Collect each line of the entries that holds the string "laranja".

Data lines |
+-------+
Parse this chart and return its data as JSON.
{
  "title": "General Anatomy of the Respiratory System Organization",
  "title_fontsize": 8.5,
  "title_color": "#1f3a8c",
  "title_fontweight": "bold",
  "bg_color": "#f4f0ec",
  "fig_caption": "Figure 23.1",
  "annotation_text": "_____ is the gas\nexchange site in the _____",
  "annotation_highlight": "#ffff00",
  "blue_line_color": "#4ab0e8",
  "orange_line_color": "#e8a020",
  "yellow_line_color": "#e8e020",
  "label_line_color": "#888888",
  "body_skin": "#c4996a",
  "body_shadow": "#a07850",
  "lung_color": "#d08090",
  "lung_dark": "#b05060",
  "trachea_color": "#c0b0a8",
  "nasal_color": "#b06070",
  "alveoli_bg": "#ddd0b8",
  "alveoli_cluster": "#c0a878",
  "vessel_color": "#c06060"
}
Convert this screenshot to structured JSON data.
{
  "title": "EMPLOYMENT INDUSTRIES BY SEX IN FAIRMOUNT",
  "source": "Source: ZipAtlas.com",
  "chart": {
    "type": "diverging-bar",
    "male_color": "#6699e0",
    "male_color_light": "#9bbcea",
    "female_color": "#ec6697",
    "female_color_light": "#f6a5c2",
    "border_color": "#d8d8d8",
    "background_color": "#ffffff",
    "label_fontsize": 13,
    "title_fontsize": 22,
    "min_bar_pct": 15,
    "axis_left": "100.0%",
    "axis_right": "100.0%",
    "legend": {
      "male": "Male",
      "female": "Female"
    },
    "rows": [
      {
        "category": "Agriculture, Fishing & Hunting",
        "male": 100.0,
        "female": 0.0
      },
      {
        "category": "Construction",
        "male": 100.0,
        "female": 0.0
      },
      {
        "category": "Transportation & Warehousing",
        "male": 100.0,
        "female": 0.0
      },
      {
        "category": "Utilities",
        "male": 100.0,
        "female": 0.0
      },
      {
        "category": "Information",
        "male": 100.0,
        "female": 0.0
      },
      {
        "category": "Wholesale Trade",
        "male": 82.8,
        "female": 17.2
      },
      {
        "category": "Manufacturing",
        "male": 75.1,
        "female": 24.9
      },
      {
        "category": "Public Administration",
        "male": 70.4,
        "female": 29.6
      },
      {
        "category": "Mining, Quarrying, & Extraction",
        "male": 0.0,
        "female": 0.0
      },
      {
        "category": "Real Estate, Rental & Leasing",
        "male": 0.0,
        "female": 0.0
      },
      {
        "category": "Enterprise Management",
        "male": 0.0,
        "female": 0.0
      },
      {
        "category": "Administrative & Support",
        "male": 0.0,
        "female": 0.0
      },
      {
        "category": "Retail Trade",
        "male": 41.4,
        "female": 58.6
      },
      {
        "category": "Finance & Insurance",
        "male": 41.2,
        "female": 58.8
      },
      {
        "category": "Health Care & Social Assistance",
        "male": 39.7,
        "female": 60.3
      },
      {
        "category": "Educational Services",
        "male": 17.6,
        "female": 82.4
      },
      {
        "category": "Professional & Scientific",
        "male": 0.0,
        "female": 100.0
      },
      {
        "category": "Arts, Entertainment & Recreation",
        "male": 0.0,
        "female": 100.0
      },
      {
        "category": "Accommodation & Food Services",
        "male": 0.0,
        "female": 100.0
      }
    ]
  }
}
+-------+
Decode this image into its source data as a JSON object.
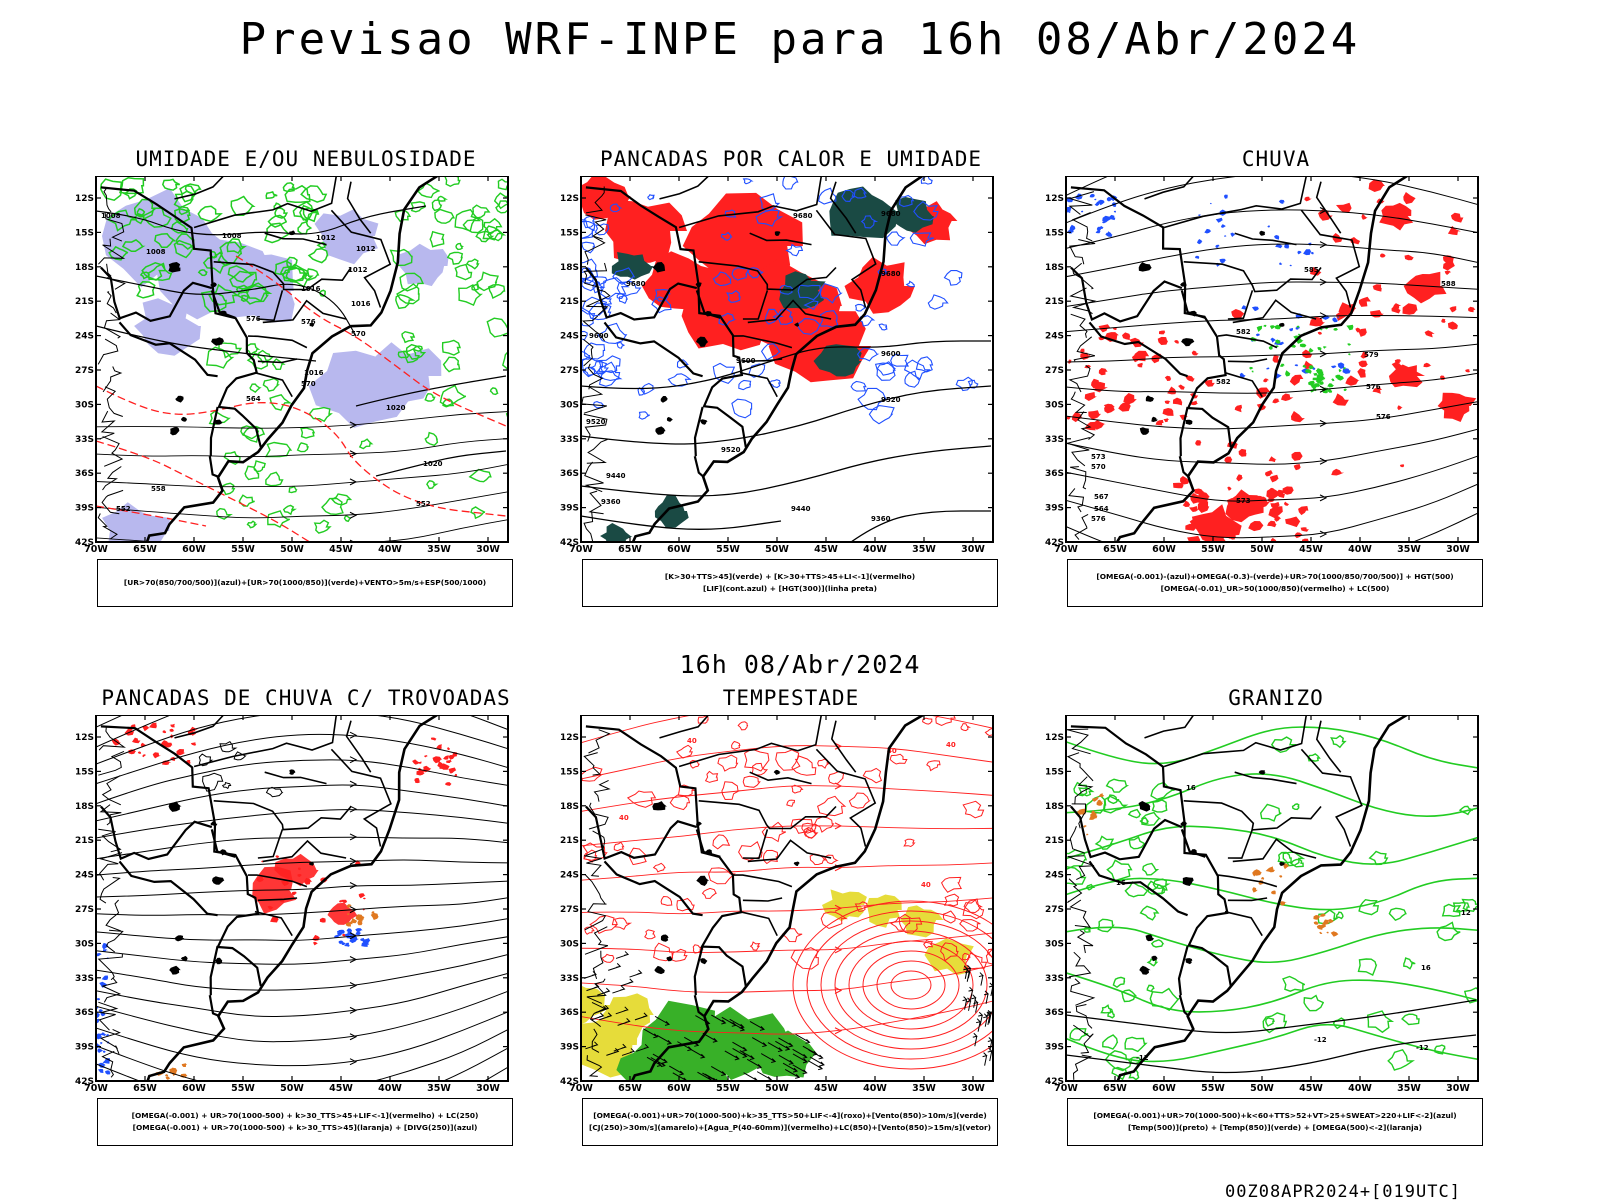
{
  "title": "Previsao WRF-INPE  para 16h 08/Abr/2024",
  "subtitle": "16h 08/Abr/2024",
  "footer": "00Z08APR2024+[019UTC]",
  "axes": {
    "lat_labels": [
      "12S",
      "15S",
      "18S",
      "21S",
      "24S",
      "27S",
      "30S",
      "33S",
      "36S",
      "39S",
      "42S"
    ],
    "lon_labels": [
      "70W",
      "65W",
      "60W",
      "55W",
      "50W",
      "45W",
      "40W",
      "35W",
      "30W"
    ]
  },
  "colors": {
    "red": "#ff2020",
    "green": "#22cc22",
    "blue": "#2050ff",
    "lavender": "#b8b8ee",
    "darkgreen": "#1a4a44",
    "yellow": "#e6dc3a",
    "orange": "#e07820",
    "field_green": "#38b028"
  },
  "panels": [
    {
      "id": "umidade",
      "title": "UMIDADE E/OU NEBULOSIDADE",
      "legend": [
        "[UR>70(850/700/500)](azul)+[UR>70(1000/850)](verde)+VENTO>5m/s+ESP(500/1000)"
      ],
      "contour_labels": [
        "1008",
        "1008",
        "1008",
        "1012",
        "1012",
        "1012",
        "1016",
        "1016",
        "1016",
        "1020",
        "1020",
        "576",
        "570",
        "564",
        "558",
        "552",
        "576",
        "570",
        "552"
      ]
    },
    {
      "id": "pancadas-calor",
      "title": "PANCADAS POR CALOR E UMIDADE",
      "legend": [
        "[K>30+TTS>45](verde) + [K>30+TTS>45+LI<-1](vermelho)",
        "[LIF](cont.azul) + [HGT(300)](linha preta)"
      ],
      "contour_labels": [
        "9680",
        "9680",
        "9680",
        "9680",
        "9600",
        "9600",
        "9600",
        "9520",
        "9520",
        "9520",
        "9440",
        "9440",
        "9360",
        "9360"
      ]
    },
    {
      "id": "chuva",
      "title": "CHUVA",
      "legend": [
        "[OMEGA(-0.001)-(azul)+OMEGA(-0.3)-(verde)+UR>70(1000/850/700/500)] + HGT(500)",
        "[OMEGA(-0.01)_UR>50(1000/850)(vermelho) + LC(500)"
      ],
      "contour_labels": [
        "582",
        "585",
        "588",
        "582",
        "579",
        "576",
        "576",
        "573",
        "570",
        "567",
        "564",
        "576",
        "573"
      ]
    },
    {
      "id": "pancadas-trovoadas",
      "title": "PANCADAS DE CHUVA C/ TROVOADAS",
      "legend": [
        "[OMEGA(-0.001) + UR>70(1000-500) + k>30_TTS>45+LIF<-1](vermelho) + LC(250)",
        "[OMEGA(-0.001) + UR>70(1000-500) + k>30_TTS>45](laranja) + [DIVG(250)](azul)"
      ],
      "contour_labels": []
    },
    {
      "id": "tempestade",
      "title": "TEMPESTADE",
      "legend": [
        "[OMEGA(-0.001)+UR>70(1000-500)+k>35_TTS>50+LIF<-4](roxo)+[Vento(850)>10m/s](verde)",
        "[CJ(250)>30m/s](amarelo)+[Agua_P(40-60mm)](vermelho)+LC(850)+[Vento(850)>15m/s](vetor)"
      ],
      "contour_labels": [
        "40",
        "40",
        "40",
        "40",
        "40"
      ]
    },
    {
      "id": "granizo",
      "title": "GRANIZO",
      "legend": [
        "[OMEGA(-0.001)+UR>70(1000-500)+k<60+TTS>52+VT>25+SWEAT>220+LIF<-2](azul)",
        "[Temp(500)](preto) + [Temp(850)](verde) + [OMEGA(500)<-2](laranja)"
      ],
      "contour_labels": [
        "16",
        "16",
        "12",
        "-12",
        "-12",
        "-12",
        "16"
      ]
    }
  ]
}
+-------+
Task solution |
        "[OMEGA(-0.001) + UR>70(1000-500) + k>30_TTS>45](laranja) + [DIVG(250)](azul)"
        "[Temp(500)](preto) + [Temp(850)](verde) + [OMEGA(500)<-2](laranja)"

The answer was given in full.